start RECORD EXCERPTS

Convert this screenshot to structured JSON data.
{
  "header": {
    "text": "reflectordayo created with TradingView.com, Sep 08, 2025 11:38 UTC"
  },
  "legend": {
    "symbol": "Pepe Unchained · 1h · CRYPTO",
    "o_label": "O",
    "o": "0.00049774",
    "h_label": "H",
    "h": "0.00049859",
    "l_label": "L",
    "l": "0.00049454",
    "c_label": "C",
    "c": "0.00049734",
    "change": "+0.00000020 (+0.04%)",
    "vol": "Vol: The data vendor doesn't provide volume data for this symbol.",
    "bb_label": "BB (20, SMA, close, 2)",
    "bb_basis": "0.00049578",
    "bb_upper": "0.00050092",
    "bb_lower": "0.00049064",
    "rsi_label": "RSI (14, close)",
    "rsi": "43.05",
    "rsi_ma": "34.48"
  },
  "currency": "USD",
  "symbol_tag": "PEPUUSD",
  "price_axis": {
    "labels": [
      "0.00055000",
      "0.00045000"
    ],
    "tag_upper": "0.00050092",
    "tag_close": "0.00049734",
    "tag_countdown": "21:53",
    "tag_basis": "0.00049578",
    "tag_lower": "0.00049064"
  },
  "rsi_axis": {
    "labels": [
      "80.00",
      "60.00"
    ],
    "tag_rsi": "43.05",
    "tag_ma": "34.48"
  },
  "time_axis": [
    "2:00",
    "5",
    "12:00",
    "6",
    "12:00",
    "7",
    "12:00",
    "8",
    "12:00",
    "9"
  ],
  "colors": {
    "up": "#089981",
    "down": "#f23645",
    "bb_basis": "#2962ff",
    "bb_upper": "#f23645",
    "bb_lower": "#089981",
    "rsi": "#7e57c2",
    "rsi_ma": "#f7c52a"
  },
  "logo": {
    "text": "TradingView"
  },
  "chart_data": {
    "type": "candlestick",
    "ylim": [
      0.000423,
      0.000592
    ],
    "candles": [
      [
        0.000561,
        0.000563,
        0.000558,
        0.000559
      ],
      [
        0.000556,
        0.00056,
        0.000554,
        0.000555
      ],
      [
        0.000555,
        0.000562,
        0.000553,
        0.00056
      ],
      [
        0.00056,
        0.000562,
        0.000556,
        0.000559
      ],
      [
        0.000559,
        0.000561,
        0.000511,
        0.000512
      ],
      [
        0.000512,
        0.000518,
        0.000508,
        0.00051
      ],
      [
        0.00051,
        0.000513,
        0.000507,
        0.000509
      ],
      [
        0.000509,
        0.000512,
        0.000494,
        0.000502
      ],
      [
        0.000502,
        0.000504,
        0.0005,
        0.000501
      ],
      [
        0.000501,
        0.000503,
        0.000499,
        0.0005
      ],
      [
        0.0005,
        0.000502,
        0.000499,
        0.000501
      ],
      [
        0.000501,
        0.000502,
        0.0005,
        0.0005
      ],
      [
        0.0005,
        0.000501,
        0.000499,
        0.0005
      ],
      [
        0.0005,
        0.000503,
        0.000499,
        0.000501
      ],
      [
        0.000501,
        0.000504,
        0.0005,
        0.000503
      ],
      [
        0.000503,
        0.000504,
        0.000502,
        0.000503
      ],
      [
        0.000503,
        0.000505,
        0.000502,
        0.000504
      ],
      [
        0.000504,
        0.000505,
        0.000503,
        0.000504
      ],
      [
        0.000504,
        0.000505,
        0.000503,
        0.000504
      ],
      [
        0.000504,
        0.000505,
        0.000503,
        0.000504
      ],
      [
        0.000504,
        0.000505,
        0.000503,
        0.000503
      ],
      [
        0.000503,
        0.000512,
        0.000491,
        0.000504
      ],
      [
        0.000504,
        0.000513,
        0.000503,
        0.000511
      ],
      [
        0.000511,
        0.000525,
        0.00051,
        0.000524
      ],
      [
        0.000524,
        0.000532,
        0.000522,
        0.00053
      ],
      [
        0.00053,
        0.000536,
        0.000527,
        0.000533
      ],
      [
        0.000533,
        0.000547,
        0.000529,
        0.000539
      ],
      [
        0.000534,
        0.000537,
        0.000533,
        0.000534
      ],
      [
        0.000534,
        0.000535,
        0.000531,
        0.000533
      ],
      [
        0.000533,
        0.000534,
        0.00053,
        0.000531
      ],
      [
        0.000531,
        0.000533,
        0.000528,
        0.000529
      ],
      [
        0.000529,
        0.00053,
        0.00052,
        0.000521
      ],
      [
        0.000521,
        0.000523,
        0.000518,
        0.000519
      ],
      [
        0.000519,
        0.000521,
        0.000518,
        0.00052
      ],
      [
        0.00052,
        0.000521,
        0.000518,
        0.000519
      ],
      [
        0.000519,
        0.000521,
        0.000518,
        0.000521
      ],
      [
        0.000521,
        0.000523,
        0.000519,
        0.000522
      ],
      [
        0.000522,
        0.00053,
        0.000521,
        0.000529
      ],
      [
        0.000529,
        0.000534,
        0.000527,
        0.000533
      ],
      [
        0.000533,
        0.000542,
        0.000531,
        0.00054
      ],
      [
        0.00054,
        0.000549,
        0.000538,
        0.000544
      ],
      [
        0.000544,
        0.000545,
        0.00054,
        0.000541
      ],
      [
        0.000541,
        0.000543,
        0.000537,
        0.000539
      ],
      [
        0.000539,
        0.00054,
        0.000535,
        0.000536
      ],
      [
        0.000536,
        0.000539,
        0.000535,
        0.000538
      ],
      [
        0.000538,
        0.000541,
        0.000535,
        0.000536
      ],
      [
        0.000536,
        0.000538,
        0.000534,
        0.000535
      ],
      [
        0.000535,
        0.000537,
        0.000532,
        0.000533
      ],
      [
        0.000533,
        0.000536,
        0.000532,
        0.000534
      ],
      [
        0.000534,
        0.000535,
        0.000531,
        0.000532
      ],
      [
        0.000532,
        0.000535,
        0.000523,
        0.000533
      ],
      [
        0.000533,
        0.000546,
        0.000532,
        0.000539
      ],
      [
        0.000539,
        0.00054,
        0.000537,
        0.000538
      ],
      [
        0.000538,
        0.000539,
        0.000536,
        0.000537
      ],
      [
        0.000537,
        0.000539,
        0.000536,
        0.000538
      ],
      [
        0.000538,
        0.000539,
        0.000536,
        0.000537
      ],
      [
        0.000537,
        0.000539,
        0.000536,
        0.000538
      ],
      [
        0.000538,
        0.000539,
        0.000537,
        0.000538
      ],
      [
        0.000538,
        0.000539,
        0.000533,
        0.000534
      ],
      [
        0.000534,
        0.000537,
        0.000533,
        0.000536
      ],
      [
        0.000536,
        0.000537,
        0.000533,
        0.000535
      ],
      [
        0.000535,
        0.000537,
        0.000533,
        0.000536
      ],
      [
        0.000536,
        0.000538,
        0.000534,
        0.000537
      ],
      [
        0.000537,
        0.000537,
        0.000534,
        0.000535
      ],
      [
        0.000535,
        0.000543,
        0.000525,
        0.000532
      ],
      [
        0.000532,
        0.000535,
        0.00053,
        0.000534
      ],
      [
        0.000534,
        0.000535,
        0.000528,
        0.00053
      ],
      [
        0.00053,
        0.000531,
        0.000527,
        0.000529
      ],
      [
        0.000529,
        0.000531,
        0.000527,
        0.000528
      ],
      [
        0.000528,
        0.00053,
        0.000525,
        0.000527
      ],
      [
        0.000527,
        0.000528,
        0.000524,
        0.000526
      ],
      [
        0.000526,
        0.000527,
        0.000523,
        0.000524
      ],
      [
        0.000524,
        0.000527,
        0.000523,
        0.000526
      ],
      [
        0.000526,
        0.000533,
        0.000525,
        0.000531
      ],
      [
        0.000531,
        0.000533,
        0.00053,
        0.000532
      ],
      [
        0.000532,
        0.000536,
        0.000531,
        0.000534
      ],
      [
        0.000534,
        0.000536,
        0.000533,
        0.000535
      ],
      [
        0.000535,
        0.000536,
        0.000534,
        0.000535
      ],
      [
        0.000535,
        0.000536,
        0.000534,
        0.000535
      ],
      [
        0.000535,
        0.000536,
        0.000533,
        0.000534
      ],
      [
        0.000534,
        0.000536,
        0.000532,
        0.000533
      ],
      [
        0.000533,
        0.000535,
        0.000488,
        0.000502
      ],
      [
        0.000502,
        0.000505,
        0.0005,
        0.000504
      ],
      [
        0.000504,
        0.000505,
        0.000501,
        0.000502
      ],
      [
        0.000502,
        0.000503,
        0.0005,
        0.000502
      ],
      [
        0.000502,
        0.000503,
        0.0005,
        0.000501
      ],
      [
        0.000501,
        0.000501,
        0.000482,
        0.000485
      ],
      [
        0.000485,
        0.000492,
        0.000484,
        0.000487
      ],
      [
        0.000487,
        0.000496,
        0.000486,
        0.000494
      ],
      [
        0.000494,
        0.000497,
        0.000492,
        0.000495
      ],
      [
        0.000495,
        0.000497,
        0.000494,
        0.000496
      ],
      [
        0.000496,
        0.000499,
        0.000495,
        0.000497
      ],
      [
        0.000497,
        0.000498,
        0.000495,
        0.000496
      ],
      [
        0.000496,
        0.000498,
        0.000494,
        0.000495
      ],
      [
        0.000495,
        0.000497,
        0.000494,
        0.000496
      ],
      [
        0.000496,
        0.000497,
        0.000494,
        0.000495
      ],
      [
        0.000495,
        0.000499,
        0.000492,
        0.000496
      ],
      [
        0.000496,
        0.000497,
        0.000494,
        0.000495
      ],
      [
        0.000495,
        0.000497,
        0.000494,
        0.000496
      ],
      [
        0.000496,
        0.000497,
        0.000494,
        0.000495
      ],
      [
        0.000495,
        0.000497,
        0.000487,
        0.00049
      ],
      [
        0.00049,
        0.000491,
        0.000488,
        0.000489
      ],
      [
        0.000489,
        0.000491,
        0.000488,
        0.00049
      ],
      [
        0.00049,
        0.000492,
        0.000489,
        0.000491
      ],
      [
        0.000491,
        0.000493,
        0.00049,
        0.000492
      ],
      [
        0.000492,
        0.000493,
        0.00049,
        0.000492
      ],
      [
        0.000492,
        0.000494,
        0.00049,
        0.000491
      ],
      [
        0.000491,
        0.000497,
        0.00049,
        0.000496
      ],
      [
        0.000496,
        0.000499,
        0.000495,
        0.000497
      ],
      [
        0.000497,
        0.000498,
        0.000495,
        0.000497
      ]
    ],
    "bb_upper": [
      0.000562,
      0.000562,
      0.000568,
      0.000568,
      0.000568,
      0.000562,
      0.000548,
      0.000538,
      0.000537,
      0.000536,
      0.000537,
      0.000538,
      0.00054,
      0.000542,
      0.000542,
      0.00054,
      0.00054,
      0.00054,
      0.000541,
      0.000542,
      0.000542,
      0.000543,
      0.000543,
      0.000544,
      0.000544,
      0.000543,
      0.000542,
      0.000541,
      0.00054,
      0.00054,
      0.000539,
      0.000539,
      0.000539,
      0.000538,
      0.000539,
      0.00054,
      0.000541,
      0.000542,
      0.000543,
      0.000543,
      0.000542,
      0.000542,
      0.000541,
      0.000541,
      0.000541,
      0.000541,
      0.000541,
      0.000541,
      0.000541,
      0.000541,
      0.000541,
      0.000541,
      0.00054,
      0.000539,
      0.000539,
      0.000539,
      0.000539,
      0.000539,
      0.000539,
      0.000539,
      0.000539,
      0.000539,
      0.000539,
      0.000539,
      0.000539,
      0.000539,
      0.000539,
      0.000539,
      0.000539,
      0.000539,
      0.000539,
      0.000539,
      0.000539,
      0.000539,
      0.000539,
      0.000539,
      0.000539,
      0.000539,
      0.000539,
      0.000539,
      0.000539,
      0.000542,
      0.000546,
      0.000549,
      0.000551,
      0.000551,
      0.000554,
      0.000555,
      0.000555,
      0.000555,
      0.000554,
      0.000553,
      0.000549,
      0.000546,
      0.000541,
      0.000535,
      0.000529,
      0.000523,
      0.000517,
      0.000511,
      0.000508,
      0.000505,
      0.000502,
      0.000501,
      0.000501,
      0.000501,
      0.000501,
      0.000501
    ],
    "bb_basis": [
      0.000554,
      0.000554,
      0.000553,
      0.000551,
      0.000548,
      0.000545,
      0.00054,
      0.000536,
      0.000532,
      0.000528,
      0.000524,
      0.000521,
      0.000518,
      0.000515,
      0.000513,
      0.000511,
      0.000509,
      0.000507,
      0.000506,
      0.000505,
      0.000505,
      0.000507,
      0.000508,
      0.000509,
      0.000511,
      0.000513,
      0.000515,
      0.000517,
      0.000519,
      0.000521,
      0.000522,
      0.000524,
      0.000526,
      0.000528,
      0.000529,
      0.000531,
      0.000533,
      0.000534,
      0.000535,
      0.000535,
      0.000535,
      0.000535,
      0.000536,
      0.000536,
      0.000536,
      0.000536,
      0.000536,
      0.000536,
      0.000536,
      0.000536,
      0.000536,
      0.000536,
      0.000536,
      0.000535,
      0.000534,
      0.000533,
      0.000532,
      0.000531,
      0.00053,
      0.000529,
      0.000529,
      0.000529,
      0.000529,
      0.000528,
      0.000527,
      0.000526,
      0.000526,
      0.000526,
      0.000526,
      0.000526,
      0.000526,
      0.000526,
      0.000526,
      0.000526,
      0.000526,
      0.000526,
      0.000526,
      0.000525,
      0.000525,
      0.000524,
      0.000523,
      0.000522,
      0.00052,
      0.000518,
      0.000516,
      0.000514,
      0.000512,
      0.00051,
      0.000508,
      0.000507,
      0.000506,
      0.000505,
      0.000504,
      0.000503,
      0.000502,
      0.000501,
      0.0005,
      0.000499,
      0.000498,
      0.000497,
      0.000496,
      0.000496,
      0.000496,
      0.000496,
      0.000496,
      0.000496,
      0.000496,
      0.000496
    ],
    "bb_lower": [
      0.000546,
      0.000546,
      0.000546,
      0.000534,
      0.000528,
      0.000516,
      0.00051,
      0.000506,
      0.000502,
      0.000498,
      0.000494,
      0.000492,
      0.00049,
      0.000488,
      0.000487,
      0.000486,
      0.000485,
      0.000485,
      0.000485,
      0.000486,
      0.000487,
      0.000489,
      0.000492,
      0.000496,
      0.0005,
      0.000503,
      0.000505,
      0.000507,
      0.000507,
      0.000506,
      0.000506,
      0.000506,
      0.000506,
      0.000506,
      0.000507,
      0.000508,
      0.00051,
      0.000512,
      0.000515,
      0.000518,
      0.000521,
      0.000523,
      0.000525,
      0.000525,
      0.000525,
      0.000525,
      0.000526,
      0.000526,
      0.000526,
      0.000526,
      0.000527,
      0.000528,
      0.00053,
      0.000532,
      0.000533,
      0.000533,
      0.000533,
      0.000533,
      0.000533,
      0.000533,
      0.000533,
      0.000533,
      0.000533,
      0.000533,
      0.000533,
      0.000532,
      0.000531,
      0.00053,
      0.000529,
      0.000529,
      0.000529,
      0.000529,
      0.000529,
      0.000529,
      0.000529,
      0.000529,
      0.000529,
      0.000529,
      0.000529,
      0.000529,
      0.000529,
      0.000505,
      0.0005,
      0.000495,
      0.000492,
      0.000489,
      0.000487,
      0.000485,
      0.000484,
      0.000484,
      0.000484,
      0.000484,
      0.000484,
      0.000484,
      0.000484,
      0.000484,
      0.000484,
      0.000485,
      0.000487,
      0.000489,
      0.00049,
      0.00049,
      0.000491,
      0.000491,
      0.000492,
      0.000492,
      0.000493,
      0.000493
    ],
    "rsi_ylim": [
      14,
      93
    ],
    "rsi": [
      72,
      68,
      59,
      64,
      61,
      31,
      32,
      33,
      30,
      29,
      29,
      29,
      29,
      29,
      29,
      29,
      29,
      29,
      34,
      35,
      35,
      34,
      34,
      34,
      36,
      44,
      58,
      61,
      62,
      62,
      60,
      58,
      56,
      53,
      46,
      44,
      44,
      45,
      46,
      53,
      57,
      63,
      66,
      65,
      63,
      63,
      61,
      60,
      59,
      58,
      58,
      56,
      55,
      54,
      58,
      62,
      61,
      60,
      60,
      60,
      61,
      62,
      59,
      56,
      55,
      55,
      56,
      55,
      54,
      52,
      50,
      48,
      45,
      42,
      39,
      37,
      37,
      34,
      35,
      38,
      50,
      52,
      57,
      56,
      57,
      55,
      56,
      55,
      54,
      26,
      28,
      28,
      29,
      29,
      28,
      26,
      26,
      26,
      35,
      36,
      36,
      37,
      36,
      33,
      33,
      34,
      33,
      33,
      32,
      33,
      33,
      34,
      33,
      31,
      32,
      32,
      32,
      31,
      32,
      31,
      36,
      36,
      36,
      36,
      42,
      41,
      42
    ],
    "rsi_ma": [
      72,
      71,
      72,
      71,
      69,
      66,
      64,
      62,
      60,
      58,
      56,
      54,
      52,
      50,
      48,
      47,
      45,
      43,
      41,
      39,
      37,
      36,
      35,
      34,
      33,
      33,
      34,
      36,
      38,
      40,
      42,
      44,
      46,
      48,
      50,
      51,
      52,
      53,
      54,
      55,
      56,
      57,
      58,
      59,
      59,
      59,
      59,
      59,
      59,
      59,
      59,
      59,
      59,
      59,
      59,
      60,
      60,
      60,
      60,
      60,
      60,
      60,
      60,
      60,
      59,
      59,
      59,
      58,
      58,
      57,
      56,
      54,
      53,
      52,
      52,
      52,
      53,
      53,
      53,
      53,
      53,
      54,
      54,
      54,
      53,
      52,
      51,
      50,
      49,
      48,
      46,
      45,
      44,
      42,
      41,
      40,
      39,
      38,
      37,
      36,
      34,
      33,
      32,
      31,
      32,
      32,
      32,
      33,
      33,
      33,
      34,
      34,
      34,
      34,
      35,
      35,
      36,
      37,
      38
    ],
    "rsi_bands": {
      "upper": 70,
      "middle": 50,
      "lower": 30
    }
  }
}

end RECORD EXCERPTS

Pull every line containing "text" from the data.

RESULT BELOW:
    "text": "reflectordayo created with TradingView.com, Sep 08, 2025 11:38 UTC"
    "text": "TradingView"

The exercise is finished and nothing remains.